• _Work instructions_:
Would you return the complete listing below word for word?

◇ ◇ ◇ ◇

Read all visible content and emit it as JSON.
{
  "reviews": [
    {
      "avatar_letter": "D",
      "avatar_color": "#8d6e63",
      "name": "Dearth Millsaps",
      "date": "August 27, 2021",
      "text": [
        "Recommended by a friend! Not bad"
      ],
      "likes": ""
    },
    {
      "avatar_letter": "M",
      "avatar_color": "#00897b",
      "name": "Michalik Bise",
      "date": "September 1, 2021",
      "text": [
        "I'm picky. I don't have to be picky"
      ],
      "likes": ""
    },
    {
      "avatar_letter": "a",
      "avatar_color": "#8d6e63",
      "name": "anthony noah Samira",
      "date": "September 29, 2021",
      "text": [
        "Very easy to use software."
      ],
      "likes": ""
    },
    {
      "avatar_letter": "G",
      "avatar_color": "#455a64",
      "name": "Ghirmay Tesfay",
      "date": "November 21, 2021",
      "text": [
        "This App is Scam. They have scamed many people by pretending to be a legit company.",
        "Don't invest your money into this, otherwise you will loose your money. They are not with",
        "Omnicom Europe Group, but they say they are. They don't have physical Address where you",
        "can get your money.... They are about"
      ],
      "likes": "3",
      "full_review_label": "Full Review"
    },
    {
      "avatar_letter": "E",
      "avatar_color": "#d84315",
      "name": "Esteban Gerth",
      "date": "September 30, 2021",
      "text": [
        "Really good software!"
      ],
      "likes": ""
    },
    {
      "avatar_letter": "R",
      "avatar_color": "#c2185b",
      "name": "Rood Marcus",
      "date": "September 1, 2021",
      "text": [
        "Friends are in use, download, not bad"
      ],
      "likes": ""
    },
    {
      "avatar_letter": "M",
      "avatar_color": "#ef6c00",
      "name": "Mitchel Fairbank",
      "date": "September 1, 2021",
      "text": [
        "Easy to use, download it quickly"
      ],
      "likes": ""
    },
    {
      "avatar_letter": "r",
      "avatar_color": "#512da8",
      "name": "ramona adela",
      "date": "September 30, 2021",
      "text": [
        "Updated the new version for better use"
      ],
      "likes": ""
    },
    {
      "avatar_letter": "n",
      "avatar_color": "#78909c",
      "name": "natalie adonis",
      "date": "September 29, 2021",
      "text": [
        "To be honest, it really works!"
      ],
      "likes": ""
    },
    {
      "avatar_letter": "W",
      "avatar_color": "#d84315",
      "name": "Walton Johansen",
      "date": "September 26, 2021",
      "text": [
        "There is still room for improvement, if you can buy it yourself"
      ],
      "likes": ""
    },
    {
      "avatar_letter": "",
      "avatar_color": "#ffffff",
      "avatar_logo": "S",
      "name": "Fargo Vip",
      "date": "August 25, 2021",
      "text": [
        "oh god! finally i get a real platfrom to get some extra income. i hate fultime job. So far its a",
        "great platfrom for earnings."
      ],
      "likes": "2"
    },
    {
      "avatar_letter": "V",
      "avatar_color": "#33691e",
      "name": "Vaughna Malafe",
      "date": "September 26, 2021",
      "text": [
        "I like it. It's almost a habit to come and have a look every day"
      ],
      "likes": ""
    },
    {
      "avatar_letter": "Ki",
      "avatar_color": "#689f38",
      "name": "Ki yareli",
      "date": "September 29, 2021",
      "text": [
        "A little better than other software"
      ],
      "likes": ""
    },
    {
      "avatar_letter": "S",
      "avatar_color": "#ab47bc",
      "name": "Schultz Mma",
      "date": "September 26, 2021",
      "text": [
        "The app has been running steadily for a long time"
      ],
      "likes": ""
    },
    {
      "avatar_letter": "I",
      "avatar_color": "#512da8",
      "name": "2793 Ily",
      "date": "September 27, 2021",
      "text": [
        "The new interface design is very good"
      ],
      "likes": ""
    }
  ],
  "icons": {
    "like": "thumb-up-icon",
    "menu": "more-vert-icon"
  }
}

◇ ◇ ◇ ◇

• _Written solution_:
Read all visible content and emit it as JSON.
{
  "reviews": [
    {
      "avatar_letter": "D",
      "avatar_color": "#8d6e63",
      "name": "Dearth Millsaps",
      "date": "August 27, 2021",
      "text": [
        "Recommended by a friend! Not bad"
      ],
      "likes": ""
    },
    {
      "avatar_letter": "M",
      "avatar_color": "#00897b",
      "name": "Michalik Bise",
      "date": "September 1, 2021",
      "text": [
        "I'm picky. I don't have to be picky"
      ],
      "likes": ""
    },
    {
      "avatar_letter": "a",
      "avatar_color": "#8d6e63",
      "name": "anthony noah Samira",
      "date": "September 29, 2021",
      "text": [
        "Very easy to use software."
      ],
      "likes": ""
    },
    {
      "avatar_letter": "G",
      "avatar_color": "#455a64",
      "name": "Ghirmay Tesfay",
      "date": "November 21, 2021",
      "text": [
        "This App is Scam. They have scamed many people by pretending to be a legit company.",
        "Don't invest your money into this, otherwise you will loose your money. They are not with",
        "Omnicom Europe Group, but they say they are. They don't have physical Address where you",
        "can get your money.... They are about"
      ],
      "likes": "3",
      "full_review_label": "Full Review"
    },
    {
      "avatar_letter": "E",
      "avatar_color": "#d84315",
      "name": "Esteban Gerth",
      "date": "September 30, 2021",
      "text": [
        "Really good software!"
      ],
      "likes": ""
    },
    {
      "avatar_letter": "R",
      "avatar_color": "#c2185b",
      "name": "Rood Marcus",
      "date": "September 1, 2021",
      "text": [
        "Friends are in use, download, not bad"
      ],
      "likes": ""
    },
    {
      "avatar_letter": "M",
      "avatar_color": "#ef6c00",
      "name": "Mitchel Fairbank",
      "date": "September 1, 2021",
      "text": [
        "Easy to use, download it quickly"
      ],
      "likes": ""
    },
    {
      "avatar_letter": "r",
      "avatar_color": "#512da8",
      "name": "ramona adela",
      "date": "September 30, 2021",
      "text": [
        "Updated the new version for better use"
      ],
      "likes": ""
    },
    {
      "avatar_letter": "n",
      "avatar_color": "#78909c",
      "name": "natalie adonis",
      "date": "September 29, 2021",
      "text": [
        "To be honest, it really works!"
      ],
      "likes": ""
    },
    {
      "avatar_letter": "W",
      "avatar_color": "#d84315",
      "name": "Walton Johansen",
      "date": "September 26, 2021",
      "text": [
        "There is still room for improvement, if you can buy it yourself"
      ],
      "likes": ""
    },
    {
      "avatar_letter": "",
      "avatar_color": "#ffffff",
      "avatar_logo": "S",
      "name": "Fargo Vip",
      "date": "August 25, 2021",
      "text": [
        "oh god! finally i get a real platfrom to get some extra income. i hate fultime job. So far its a",
        "great platfrom for earnings."
      ],
      "likes": "2"
    },
    {
      "avatar_letter": "V",
      "avatar_color": "#33691e",
      "name": "Vaughna Malafe",
      "date": "September 26, 2021",
      "text": [
        "I like it. It's almost a habit to come and have a look every day"
      ],
      "likes": ""
    },
    {
      "avatar_letter": "Ki",
      "avatar_color": "#689f38",
      "name": "Ki yareli",
      "date": "September 29, 2021",
      "text": [
        "A little better than other software"
      ],
      "likes": ""
    },
    {
      "avatar_letter": "S",
      "avatar_color": "#ab47bc",
      "name": "Schultz Mma",
      "date": "September 26, 2021",
      "text": [
        "The app has been running steadily for a long time"
      ],
      "likes": ""
    },
    {
      "avatar_letter": "I",
      "avatar_color": "#512da8",
      "name": "2793 Ily",
      "date": "September 27, 2021",
      "text": [
        "The new interface design is very good"
      ],
      "likes": ""
    }
  ],
  "icons": {
    "like": "thumb-up-icon",
    "menu": "more-vert-icon"
  }
}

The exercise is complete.